* DATA EXCERPTS
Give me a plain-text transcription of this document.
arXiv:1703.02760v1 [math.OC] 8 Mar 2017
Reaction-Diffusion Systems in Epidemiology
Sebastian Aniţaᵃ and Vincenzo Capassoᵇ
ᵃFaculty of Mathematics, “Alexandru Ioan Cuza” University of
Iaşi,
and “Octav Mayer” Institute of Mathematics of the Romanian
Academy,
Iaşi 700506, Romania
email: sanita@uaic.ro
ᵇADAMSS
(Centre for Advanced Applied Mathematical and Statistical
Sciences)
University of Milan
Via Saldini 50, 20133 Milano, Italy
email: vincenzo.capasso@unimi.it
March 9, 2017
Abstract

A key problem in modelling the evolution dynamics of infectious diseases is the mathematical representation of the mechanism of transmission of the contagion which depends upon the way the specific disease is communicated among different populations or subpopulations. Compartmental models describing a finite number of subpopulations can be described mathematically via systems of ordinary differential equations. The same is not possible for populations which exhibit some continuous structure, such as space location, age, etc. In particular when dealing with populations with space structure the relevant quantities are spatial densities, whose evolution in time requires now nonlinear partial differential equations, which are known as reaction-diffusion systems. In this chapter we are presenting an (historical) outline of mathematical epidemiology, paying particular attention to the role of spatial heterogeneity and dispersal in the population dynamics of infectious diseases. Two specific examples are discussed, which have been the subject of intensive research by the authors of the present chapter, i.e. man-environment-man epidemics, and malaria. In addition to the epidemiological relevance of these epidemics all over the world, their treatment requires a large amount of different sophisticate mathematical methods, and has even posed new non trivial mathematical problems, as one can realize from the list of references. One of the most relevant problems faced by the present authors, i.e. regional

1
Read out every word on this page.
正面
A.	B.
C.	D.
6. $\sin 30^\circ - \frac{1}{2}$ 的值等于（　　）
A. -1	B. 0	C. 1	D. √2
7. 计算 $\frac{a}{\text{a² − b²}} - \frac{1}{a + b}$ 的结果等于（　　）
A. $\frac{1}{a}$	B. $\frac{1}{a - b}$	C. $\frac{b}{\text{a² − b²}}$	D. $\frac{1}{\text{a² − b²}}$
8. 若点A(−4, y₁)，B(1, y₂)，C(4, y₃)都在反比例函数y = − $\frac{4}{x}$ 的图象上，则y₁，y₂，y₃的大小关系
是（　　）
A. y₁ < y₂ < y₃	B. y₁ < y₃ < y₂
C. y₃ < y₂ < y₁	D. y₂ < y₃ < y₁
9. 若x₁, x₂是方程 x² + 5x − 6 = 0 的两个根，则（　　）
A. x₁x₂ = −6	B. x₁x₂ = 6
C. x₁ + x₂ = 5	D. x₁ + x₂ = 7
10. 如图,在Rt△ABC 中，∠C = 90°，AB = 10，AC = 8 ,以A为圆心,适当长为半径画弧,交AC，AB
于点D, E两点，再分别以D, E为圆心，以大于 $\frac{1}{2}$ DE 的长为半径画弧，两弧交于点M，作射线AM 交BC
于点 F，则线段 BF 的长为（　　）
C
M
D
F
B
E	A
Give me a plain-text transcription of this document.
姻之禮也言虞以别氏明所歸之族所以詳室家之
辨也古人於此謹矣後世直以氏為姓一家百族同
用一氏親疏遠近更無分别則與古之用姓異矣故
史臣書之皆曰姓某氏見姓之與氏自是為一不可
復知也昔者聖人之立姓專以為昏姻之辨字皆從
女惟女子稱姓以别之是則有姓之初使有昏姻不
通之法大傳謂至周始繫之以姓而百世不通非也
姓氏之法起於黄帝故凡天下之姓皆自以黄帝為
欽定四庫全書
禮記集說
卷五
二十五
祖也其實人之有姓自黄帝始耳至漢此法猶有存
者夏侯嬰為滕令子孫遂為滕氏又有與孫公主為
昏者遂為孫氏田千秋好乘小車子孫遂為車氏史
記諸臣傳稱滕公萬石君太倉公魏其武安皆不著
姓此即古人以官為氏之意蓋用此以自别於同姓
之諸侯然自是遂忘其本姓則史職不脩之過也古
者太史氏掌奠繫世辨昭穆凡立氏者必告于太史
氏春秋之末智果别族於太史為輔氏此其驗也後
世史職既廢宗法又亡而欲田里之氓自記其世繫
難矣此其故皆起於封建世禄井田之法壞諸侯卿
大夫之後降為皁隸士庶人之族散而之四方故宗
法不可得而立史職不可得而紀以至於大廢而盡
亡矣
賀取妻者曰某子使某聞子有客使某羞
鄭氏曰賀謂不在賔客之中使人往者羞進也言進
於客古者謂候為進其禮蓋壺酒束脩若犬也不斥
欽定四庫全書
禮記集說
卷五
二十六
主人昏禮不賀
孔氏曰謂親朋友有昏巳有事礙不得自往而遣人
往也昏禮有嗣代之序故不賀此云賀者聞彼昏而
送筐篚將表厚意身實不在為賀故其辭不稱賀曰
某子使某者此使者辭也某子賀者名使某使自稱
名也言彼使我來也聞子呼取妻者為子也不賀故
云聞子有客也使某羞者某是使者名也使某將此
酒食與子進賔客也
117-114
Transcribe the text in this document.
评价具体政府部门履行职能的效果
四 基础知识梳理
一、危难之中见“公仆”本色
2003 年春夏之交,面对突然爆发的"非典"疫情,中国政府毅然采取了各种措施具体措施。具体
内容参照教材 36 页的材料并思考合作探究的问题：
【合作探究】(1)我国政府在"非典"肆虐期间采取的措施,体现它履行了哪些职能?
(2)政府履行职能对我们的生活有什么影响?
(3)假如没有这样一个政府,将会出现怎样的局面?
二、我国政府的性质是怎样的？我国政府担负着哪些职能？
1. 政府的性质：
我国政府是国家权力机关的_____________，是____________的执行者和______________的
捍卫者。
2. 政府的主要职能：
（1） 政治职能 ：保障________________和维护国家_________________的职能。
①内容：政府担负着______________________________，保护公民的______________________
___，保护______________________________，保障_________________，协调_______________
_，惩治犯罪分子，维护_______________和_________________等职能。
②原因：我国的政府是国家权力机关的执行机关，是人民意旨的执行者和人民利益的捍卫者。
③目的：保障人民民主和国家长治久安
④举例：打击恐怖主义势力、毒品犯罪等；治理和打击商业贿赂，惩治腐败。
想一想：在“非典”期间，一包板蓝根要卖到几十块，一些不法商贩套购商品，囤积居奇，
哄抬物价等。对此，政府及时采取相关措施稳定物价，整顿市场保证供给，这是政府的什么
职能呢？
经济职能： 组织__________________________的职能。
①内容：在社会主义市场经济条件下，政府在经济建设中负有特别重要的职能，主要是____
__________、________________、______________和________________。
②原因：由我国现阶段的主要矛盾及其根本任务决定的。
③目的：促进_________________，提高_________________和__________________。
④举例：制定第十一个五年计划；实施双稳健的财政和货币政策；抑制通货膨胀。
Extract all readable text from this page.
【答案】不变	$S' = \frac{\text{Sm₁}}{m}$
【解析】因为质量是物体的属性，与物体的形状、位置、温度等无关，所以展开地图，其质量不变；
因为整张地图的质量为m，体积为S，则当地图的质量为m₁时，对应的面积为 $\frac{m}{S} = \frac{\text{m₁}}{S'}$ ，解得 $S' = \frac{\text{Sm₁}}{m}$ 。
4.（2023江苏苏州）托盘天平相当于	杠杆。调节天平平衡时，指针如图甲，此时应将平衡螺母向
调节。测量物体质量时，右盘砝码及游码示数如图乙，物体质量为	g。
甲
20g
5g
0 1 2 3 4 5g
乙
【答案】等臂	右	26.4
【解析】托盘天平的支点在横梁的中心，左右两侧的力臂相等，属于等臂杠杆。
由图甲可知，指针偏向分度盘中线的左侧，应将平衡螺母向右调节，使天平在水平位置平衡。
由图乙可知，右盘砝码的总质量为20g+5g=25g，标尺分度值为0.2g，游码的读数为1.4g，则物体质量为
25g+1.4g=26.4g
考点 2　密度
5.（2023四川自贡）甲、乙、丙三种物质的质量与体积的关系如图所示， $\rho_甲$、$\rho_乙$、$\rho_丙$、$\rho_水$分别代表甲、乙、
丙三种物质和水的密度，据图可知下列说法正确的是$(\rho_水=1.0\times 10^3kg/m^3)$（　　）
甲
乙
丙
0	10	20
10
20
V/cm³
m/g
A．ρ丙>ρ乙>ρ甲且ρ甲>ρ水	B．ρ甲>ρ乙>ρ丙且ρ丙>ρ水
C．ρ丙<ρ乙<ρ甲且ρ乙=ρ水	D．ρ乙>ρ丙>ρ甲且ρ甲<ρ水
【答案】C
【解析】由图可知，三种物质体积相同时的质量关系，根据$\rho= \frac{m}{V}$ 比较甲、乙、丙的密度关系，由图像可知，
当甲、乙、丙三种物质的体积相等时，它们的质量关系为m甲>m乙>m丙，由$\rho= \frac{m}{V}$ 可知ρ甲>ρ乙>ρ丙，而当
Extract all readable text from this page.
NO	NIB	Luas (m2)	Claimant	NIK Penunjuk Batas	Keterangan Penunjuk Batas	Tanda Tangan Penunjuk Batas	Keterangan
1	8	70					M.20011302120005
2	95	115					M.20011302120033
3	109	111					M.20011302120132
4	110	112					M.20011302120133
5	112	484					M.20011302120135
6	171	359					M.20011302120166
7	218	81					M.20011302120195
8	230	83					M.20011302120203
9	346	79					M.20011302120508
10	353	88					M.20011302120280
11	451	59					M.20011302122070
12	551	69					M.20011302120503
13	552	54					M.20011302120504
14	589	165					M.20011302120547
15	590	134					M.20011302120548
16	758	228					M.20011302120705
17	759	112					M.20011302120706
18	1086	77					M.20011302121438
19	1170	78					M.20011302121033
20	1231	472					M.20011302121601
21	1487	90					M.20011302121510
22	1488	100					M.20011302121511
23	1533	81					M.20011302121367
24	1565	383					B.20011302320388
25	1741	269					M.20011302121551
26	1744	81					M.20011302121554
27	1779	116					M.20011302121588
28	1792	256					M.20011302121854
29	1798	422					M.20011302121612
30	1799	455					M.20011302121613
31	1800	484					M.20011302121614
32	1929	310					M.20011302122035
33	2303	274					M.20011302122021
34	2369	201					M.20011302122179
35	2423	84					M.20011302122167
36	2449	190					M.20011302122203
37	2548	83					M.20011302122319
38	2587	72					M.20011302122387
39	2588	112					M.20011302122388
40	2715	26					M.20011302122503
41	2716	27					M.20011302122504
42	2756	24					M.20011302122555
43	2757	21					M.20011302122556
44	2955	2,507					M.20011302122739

* TASK DIRECTIONS
Locate all lines that include the word "email" and copy them out.

* TASK SOLUTION
email: sanita@uaic.ro
email: vincenzo.capasso@unimi.it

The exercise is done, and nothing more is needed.